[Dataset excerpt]
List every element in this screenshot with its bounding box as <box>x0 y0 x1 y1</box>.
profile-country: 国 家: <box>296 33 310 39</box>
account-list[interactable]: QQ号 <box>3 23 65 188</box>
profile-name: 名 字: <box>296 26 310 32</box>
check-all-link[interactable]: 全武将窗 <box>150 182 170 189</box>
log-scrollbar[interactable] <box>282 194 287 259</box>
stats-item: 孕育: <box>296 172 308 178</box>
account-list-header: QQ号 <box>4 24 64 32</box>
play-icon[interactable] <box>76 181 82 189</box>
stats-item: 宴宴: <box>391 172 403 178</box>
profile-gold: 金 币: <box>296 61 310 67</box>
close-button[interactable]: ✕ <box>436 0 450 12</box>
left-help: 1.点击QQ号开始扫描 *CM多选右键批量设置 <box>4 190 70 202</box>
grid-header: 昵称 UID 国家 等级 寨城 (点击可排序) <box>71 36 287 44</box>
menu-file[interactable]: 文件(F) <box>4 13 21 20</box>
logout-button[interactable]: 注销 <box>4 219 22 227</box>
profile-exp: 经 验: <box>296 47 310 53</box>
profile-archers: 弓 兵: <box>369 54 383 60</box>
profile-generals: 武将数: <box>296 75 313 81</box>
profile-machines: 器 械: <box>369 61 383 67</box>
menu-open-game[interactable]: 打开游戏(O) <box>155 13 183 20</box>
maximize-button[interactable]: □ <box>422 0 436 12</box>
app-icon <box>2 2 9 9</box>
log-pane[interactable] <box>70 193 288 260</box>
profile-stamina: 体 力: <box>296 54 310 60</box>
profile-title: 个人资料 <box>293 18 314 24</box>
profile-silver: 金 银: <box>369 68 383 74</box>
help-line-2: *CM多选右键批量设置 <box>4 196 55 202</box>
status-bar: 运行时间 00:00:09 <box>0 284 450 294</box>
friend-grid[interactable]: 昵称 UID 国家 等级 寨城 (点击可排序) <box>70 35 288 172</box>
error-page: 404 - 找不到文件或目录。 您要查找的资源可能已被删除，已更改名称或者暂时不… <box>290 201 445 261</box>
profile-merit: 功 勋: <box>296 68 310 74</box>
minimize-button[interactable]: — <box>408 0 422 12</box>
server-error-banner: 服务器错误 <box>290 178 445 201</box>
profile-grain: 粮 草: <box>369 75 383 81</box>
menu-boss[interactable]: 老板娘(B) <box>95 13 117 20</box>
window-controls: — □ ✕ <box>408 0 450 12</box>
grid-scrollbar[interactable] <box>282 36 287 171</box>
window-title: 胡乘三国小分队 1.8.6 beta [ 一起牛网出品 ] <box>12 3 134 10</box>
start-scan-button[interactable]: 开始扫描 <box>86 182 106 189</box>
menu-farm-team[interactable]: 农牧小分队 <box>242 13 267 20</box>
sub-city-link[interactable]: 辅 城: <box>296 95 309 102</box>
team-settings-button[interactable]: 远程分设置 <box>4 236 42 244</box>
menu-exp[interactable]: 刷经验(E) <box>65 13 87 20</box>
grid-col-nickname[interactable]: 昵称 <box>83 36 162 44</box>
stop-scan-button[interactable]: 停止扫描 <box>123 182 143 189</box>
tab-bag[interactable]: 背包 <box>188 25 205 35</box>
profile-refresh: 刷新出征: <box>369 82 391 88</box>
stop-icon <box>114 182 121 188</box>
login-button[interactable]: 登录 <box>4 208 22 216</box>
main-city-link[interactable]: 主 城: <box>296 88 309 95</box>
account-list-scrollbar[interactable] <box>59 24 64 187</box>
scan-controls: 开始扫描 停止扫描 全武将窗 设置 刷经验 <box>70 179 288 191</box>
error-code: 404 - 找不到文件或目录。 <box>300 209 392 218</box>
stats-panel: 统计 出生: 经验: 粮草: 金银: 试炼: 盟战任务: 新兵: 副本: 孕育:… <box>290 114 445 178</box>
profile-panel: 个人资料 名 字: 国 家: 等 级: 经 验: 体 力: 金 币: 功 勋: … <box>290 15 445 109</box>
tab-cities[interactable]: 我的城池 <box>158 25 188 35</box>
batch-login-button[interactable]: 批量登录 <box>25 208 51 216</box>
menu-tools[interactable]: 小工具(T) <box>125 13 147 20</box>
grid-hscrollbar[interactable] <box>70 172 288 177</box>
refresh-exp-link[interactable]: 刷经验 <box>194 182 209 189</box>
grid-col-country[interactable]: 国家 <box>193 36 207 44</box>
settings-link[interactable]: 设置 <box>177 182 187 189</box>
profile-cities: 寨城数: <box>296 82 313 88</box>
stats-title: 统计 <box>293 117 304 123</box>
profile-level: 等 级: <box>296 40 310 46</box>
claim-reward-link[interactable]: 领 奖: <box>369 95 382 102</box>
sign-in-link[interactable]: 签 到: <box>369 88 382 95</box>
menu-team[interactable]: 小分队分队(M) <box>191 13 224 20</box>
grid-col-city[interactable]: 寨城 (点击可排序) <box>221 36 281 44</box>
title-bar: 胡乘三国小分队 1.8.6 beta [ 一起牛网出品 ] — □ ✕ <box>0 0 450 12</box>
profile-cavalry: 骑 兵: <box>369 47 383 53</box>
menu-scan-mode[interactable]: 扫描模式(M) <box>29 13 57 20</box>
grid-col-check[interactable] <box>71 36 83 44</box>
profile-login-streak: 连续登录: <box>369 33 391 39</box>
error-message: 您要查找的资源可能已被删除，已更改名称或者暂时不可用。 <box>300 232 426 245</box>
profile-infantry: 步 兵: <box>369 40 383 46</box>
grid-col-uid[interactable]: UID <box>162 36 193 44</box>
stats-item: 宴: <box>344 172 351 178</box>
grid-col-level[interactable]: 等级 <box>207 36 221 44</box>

_Your instructions_: Present every line of the listing above as a numbered list, leaving out any blank lines.

_Solution below_:
1. List every element in this screenshot with its bounding box as <box>x0 y0 x1 y1</box>.
2. profile-country: 国 家: <box>296 33 310 39</box>
3. account-list[interactable]: QQ号 <box>3 23 65 188</box>
4. profile-name: 名 字: <box>296 26 310 32</box>
5. check-all-link[interactable]: 全武将窗 <box>150 182 170 189</box>
6. log-scrollbar[interactable] <box>282 194 287 259</box>
7. stats-item: 孕育: <box>296 172 308 178</box>
8. account-list-header: QQ号 <box>4 24 64 32</box>
9. play-icon[interactable] <box>76 181 82 189</box>
10. stats-item: 宴宴: <box>391 172 403 178</box>
11. profile-gold: 金 币: <box>296 61 310 67</box>
12. close-button[interactable]: ✕ <box>436 0 450 12</box>
13. left-help: 1.点击QQ号开始扫描 *CM多选右键批量设置 <box>4 190 70 202</box>
14. grid-header: 昵称 UID 国家 等级 寨城 (点击可排序) <box>71 36 287 44</box>
15. menu-file[interactable]: 文件(F) <box>4 13 21 20</box>
16. logout-button[interactable]: 注销 <box>4 219 22 227</box>
17. profile-exp: 经 验: <box>296 47 310 53</box>
18. profile-archers: 弓 兵: <box>369 54 383 60</box>
19. profile-generals: 武将数: <box>296 75 313 81</box>
20. profile-machines: 器 械: <box>369 61 383 67</box>
21. menu-open-game[interactable]: 打开游戏(O) <box>155 13 183 20</box>
22. maximize-button[interactable]: □ <box>422 0 436 12</box>
23. app-icon <box>2 2 9 9</box>
24. log-pane[interactable] <box>70 193 288 260</box>
25. profile-stamina: 体 力: <box>296 54 310 60</box>
26. profile-title: 个人资料 <box>293 18 314 24</box>
27. profile-silver: 金 银: <box>369 68 383 74</box>
28. help-line-2: *CM多选右键批量设置 <box>4 196 55 202</box>
29. status-bar: 运行时间 00:00:09 <box>0 284 450 294</box>
30. friend-grid[interactable]: 昵称 UID 国家 等级 寨城 (点击可排序) <box>70 35 288 172</box>
31. error-page: 404 - 找不到文件或目录。 您要查找的资源可能已被删除，已更改名称或者暂时不… <box>290 201 445 261</box>
32. profile-merit: 功 勋: <box>296 68 310 74</box>
33. minimize-button[interactable]: — <box>408 0 422 12</box>
34. server-error-banner: 服务器错误 <box>290 178 445 201</box>
35. profile-grain: 粮 草: <box>369 75 383 81</box>
36. menu-boss[interactable]: 老板娘(B) <box>95 13 117 20</box>
37. window-controls: — □ ✕ <box>408 0 450 12</box>
38. grid-scrollbar[interactable] <box>282 36 287 171</box>
39. window-title: 胡乘三国小分队 1.8.6 beta [ 一起牛网出品 ] <box>12 3 134 10</box>
40. start-scan-button[interactable]: 开始扫描 <box>86 182 106 189</box>
41. menu-farm-team[interactable]: 农牧小分队 <box>242 13 267 20</box>
42. sub-city-link[interactable]: 辅 城: <box>296 95 309 102</box>
43. team-settings-button[interactable]: 远程分设置 <box>4 236 42 244</box>
44. menu-exp[interactable]: 刷经验(E) <box>65 13 87 20</box>
45. grid-col-nickname[interactable]: 昵称 <box>83 36 162 44</box>
46. stop-scan-button[interactable]: 停止扫描 <box>123 182 143 189</box>
47. tab-bag[interactable]: 背包 <box>188 25 205 35</box>
48. profile-refresh: 刷新出征: <box>369 82 391 88</box>
49. stop-icon <box>114 182 121 188</box>
50. login-button[interactable]: 登录 <box>4 208 22 216</box>
51. main-city-link[interactable]: 主 城: <box>296 88 309 95</box>
52. account-list-scrollbar[interactable] <box>59 24 64 187</box>
53. scan-controls: 开始扫描 停止扫描 全武将窗 设置 刷经验 <box>70 179 288 191</box>
54. error-code: 404 - 找不到文件或目录。 <box>300 209 392 218</box>
55. stats-panel: 统计 出生: 经验: 粮草: 金银: 试炼: 盟战任务: 新兵: 副本: 孕育:… <box>290 114 445 178</box>
56. profile-panel: 个人资料 名 字: 国 家: 等 级: 经 验: 体 力: 金 币: 功 勋: … <box>290 15 445 109</box>
57. tab-cities[interactable]: 我的城池 <box>158 25 188 35</box>
58. batch-login-button[interactable]: 批量登录 <box>25 208 51 216</box>
59. menu-tools[interactable]: 小工具(T) <box>125 13 147 20</box>
60. grid-hscrollbar[interactable] <box>70 172 288 177</box>
61. refresh-exp-link[interactable]: 刷经验 <box>194 182 209 189</box>
62. grid-col-country[interactable]: 国家 <box>193 36 207 44</box>
63. settings-link[interactable]: 设置 <box>177 182 187 189</box>
64. profile-cities: 寨城数: <box>296 82 313 88</box>
65. stats-title: 统计 <box>293 117 304 123</box>
66. profile-level: 等 级: <box>296 40 310 46</box>
67. claim-reward-link[interactable]: 领 奖: <box>369 95 382 102</box>
68. sign-in-link[interactable]: 签 到: <box>369 88 382 95</box>
69. menu-team[interactable]: 小分队分队(M) <box>191 13 224 20</box>
70. grid-col-city[interactable]: 寨城 (点击可排序) <box>221 36 281 44</box>
71. title-bar: 胡乘三国小分队 1.8.6 beta [ 一起牛网出品 ] — □ ✕ <box>0 0 450 12</box>
72. profile-cavalry: 骑 兵: <box>369 47 383 53</box>
73. menu-scan-mode[interactable]: 扫描模式(M) <box>29 13 57 20</box>
74. grid-col-check[interactable] <box>71 36 83 44</box>
75. profile-login-streak: 连续登录: <box>369 33 391 39</box>
76. error-message: 您要查找的资源可能已被删除，已更改名称或者暂时不可用。 <box>300 232 426 245</box>
77. profile-infantry: 步 兵: <box>369 40 383 46</box>
78. grid-col-uid[interactable]: UID <box>162 36 193 44</box>
79. stats-item: 宴: <box>344 172 351 178</box>
80. grid-col-level[interactable]: 等级 <box>207 36 221 44</box>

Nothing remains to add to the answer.